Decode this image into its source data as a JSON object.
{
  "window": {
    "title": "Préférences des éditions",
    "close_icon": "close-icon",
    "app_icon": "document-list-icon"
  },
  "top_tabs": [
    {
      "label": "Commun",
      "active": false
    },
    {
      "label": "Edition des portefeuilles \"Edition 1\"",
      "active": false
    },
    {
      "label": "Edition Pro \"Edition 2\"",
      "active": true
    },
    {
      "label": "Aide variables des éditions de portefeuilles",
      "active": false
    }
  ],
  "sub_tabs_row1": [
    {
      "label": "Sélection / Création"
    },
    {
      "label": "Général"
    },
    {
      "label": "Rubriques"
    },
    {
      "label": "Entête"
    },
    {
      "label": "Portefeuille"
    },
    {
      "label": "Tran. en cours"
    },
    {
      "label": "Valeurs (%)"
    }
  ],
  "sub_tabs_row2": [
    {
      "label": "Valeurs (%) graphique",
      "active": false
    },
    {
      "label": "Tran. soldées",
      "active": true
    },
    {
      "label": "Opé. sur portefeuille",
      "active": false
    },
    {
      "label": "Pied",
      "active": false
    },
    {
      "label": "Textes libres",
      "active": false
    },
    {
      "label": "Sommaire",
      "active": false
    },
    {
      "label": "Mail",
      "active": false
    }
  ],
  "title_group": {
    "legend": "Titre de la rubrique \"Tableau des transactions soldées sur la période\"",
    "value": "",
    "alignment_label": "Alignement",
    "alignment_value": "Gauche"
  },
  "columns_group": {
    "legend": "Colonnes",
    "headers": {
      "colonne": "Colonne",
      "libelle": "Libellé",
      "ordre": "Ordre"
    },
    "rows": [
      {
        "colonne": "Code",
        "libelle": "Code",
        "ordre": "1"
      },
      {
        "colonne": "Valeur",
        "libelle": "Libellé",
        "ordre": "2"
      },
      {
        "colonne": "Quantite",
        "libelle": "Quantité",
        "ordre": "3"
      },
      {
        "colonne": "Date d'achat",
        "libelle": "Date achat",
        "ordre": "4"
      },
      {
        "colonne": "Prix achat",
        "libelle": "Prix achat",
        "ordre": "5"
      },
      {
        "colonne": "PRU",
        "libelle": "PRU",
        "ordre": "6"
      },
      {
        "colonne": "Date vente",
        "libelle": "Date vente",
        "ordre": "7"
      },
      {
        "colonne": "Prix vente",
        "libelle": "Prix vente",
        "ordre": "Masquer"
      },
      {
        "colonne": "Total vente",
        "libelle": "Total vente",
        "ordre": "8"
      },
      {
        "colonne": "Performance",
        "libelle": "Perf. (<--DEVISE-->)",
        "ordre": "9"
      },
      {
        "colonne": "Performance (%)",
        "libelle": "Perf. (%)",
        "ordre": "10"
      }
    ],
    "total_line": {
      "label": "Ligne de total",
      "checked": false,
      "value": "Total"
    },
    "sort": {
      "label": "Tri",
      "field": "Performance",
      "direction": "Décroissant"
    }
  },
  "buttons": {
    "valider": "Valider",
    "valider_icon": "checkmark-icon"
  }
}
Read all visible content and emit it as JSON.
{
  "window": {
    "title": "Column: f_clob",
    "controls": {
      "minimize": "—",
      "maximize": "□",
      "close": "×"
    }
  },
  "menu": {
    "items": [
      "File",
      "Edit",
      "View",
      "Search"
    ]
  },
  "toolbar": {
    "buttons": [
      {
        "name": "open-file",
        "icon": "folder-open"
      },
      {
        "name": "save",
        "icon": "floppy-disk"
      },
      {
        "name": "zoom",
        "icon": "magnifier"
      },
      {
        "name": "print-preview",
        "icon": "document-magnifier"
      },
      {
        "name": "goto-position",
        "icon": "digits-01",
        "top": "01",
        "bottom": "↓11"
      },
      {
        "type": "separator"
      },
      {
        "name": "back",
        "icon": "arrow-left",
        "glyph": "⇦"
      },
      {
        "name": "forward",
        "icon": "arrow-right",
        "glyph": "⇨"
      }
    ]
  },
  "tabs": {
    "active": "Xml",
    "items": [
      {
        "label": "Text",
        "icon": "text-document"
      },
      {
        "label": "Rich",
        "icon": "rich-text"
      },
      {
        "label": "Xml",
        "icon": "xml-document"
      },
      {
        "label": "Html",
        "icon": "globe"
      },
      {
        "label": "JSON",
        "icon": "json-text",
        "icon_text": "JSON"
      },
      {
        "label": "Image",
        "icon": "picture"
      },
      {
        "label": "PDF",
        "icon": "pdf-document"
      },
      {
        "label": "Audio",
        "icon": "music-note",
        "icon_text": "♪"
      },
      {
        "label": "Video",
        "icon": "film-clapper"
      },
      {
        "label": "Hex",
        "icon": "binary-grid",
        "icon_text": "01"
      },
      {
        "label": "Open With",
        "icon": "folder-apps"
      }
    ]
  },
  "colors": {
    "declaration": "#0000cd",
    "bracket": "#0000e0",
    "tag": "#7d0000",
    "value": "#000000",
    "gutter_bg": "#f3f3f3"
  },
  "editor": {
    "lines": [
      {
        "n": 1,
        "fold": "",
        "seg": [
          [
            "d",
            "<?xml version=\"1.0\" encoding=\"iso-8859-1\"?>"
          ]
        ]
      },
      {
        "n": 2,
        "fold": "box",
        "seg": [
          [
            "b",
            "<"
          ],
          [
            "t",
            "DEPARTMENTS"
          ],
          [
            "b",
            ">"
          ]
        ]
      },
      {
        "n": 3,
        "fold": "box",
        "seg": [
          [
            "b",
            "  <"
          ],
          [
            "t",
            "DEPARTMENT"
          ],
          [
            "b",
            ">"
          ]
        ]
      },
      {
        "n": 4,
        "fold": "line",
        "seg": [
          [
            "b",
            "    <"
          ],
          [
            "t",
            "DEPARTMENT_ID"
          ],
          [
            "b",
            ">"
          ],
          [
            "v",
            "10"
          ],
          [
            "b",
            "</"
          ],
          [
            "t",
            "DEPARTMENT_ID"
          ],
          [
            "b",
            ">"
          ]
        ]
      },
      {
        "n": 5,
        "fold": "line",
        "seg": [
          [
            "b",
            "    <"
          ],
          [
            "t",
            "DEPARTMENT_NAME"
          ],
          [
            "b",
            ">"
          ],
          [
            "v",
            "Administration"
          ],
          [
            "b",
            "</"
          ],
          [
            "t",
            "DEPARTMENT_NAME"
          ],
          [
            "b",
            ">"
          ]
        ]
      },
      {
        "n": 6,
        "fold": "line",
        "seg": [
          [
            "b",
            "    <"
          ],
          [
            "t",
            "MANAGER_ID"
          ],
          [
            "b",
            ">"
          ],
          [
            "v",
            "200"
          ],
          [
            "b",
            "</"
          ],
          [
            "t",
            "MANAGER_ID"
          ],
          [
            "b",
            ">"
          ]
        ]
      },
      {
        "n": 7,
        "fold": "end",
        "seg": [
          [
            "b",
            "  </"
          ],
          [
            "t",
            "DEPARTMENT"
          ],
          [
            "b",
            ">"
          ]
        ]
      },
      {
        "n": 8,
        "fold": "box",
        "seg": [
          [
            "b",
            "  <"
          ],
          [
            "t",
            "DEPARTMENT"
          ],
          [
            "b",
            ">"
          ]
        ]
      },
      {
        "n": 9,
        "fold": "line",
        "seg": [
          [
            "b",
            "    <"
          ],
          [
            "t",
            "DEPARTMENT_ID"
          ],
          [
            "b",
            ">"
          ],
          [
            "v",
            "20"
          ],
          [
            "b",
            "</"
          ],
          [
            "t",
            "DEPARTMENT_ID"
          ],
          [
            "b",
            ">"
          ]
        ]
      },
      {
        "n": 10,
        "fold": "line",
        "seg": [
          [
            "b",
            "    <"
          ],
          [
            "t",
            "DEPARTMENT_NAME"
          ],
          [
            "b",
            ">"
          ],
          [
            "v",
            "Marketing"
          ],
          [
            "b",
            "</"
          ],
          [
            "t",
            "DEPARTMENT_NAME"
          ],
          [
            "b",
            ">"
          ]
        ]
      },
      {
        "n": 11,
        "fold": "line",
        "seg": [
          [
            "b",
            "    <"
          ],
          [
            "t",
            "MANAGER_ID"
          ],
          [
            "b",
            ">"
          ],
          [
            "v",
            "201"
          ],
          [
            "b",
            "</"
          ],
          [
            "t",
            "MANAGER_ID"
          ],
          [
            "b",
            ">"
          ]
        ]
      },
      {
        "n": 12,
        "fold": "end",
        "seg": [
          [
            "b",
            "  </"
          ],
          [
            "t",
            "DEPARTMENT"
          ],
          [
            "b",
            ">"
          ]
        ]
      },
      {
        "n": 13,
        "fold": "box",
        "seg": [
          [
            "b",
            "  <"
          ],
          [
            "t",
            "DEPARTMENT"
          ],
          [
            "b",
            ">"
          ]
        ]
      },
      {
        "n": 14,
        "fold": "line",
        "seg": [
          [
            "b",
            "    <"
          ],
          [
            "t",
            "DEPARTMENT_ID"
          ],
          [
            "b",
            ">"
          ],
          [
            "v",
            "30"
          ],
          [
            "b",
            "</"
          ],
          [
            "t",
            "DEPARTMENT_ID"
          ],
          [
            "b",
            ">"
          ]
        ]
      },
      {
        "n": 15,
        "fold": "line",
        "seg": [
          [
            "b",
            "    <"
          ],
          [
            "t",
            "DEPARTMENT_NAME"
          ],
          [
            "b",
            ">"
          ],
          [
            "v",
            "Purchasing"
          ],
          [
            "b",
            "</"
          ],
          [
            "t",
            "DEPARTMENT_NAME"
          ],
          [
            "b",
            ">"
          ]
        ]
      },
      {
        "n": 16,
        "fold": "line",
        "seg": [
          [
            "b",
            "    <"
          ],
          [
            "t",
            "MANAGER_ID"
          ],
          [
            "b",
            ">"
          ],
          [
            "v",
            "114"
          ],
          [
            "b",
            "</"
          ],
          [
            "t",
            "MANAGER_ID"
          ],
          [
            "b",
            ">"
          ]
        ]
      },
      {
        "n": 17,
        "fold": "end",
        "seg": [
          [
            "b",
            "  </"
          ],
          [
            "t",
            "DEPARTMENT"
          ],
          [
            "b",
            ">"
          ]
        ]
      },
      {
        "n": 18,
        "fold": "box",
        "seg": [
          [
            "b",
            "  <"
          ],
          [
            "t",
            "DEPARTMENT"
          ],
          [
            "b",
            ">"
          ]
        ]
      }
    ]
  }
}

────────

Show the lines from the data above that contain the string "Valeurs".

      "label": "Valeurs (%)"
      "label": "Valeurs (%) graphique",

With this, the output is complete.